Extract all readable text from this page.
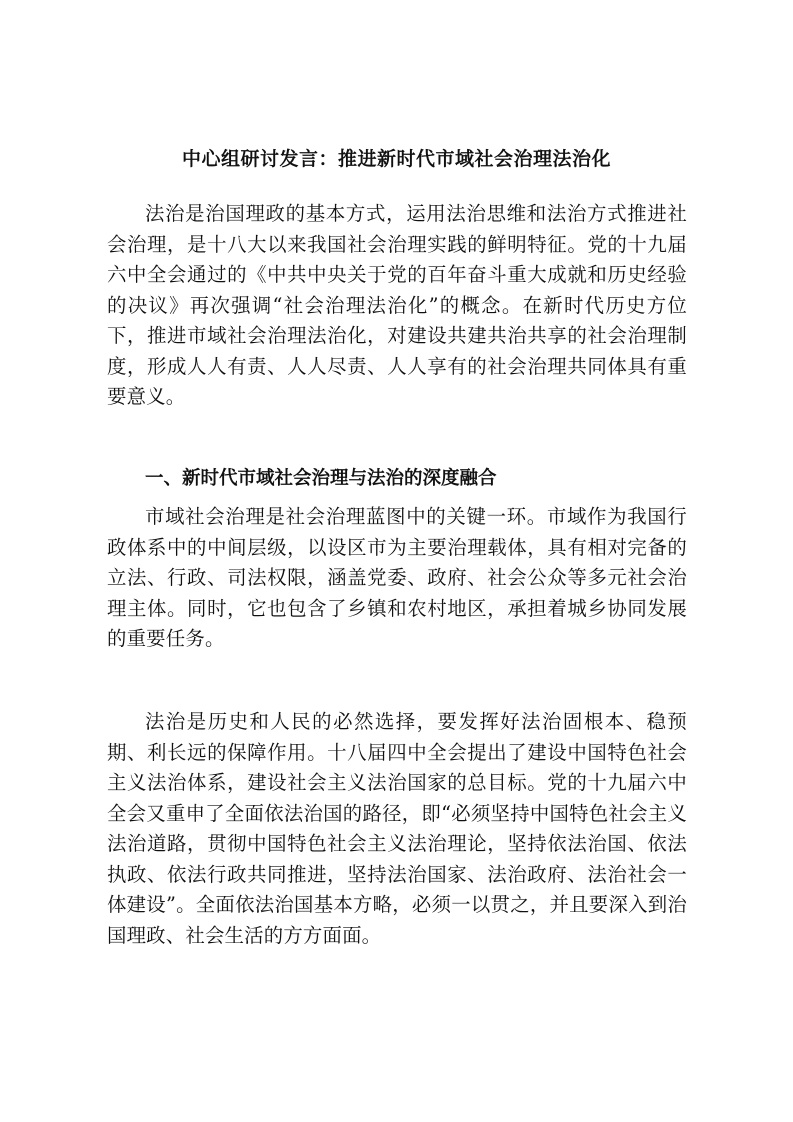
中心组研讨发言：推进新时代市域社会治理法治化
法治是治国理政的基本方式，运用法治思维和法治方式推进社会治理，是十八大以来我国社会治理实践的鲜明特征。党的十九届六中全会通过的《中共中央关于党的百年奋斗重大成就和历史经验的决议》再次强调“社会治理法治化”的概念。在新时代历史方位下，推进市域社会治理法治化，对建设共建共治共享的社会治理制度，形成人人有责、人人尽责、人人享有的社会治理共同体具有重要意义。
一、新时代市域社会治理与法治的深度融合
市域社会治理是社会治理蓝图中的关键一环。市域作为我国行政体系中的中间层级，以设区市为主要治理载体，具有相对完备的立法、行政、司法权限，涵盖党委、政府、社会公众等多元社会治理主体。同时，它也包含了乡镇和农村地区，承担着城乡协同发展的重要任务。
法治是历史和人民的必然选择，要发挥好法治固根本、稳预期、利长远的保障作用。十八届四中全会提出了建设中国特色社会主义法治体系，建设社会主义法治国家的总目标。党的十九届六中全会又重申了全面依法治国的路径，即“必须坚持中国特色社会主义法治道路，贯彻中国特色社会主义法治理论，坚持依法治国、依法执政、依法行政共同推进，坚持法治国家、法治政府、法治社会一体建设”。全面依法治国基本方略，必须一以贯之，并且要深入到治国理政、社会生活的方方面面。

........

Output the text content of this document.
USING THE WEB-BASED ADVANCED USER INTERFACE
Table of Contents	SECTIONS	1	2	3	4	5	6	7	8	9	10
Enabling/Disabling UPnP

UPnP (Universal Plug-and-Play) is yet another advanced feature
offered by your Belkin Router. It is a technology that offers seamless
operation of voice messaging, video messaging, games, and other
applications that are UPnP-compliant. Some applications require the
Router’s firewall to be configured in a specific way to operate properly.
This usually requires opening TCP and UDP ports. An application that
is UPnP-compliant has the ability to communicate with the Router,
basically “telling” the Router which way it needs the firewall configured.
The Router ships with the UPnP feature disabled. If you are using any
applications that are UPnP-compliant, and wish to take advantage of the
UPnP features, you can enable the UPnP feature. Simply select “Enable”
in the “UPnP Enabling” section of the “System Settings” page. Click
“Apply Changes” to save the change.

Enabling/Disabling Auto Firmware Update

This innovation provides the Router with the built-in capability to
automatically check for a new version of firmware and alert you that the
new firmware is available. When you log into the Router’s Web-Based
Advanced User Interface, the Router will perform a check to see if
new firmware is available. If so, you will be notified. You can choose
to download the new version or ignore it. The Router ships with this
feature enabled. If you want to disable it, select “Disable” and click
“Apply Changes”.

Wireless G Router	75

........

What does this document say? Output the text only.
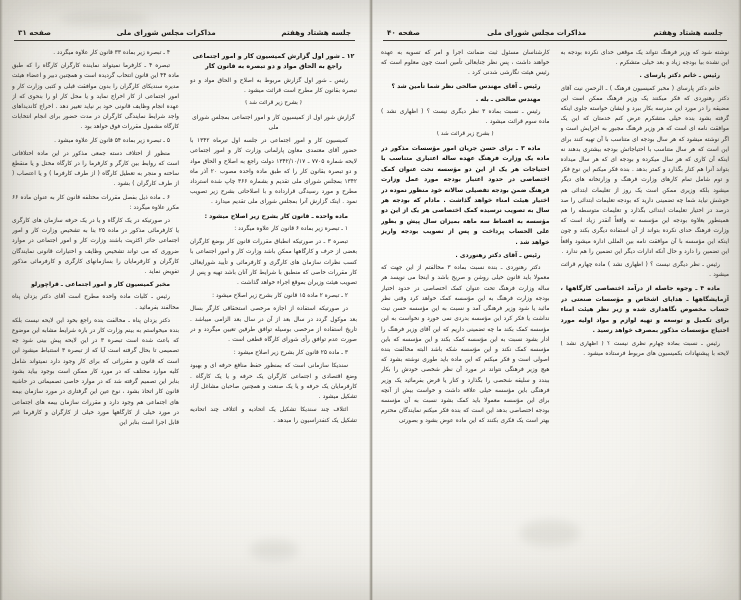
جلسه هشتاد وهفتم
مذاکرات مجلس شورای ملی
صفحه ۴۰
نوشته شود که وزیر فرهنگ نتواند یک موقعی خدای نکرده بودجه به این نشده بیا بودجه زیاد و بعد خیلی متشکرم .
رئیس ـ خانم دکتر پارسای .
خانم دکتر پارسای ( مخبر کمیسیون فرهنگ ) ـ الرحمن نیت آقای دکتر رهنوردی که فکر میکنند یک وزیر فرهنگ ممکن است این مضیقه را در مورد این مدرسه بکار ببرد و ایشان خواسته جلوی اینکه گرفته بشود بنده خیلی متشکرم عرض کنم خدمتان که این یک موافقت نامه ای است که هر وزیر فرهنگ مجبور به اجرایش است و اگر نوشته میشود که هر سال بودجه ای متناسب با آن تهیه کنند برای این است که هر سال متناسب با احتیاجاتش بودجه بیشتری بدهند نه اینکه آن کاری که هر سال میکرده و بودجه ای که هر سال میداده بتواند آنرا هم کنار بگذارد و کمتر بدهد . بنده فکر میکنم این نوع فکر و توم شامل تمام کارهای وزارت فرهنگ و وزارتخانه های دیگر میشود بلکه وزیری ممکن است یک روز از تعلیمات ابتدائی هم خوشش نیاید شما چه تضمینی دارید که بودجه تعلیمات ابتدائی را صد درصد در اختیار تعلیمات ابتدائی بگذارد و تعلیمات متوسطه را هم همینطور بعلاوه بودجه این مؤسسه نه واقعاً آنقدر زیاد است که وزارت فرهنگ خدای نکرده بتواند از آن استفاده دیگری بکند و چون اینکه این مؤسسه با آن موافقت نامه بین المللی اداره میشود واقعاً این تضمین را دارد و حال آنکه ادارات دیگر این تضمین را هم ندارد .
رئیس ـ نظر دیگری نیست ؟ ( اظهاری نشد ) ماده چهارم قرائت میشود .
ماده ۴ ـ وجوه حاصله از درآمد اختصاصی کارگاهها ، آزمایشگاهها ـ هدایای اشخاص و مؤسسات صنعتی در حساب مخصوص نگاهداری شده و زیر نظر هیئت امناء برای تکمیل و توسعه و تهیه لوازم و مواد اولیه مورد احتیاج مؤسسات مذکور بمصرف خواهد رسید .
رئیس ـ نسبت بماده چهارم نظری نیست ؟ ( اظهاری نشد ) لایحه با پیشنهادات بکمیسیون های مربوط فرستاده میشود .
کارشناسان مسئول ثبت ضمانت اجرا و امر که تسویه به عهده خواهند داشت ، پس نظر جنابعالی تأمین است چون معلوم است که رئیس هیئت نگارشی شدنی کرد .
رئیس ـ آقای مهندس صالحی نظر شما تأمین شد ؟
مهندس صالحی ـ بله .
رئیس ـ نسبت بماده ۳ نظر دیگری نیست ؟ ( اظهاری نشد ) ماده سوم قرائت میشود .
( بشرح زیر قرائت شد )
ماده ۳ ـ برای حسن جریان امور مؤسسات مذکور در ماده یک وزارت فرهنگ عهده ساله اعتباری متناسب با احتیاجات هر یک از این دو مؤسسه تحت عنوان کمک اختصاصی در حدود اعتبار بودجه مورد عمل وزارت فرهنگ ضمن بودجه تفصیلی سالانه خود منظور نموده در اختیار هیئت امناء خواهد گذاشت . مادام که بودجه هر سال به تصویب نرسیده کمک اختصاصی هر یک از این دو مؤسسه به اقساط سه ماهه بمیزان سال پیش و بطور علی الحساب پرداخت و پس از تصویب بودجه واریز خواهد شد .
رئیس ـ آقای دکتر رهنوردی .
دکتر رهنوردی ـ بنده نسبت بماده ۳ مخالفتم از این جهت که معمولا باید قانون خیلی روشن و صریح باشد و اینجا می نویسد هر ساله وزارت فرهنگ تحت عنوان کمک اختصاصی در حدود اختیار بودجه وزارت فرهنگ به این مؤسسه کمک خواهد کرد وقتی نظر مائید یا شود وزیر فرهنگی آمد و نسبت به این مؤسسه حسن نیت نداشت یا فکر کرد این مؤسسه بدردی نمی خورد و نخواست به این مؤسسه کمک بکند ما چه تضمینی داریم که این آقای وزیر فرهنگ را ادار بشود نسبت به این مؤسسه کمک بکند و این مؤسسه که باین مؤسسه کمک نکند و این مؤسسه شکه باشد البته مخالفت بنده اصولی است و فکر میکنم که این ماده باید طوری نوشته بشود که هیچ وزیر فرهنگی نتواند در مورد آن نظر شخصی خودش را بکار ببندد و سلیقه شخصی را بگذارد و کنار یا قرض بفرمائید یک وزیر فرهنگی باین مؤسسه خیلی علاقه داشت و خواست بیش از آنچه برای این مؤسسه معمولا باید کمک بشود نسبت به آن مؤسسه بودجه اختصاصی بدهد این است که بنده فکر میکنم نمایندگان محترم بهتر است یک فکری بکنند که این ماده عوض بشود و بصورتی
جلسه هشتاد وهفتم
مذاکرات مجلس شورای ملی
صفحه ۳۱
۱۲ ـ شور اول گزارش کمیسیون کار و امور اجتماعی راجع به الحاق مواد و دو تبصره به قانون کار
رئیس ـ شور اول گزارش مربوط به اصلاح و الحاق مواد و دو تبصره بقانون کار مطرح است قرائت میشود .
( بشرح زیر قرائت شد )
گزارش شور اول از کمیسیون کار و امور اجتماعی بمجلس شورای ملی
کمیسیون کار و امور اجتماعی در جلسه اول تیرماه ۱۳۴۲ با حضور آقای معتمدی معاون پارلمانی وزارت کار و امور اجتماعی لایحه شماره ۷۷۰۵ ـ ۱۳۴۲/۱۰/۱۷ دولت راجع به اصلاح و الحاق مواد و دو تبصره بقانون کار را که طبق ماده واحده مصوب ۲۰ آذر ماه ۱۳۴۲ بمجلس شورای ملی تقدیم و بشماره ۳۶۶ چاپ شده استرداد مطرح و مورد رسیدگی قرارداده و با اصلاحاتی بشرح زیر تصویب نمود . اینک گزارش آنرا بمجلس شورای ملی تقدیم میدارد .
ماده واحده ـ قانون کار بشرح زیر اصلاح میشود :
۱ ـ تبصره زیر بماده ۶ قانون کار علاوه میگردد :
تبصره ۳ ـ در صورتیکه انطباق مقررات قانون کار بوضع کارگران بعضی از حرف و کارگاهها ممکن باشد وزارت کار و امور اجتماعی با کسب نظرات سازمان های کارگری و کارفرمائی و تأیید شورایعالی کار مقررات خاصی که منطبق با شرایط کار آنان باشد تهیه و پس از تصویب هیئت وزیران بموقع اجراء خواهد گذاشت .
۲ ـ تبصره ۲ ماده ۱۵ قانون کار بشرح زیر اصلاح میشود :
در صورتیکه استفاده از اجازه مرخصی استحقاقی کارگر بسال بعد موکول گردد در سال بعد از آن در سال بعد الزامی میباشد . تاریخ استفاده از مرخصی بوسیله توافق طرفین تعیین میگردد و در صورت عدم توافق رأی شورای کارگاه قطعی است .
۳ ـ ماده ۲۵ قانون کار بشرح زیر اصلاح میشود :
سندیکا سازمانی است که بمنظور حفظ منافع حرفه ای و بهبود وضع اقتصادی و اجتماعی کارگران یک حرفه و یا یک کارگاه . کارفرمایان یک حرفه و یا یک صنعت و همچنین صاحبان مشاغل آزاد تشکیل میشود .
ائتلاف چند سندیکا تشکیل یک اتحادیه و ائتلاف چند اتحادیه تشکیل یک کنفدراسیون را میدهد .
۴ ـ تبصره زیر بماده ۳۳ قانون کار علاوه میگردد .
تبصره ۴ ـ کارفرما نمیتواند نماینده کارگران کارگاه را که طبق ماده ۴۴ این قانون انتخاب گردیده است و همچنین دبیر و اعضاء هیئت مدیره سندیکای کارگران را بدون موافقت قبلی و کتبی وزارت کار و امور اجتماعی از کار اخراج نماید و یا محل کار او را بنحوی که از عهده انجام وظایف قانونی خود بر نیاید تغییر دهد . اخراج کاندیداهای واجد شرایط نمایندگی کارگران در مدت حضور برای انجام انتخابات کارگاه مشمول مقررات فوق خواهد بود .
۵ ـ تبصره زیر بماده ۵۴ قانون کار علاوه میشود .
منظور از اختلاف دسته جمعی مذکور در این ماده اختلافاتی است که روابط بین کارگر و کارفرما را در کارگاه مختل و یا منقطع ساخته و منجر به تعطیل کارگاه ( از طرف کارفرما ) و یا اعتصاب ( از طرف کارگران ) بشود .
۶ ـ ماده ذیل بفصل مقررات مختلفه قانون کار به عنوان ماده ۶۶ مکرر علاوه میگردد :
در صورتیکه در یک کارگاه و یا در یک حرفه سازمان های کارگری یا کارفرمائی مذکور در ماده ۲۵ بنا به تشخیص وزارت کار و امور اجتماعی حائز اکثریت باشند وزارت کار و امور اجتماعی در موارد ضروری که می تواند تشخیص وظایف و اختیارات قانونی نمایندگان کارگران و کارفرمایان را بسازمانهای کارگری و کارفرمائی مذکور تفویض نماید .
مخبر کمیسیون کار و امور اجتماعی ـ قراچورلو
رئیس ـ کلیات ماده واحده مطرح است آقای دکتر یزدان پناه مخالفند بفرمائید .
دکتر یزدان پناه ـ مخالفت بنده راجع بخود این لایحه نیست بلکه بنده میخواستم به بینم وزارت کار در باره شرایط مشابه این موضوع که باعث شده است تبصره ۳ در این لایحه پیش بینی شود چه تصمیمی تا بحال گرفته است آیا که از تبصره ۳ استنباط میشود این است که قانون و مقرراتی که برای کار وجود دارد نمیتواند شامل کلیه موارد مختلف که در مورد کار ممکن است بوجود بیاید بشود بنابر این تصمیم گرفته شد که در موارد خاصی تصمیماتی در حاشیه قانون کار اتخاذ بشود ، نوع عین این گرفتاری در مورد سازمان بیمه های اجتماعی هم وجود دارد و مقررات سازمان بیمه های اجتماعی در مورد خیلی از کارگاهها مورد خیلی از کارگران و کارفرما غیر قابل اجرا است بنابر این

........

* [Exercise requirements]:
Find the word "compliant" and list each line it appears in.

* [Response]:
applications that are UPnP-compliant. Some applications require the
is UPnP-compliant has the ability to communicate with the Router,
applications that are UPnP-compliant, and wish to take advantage of the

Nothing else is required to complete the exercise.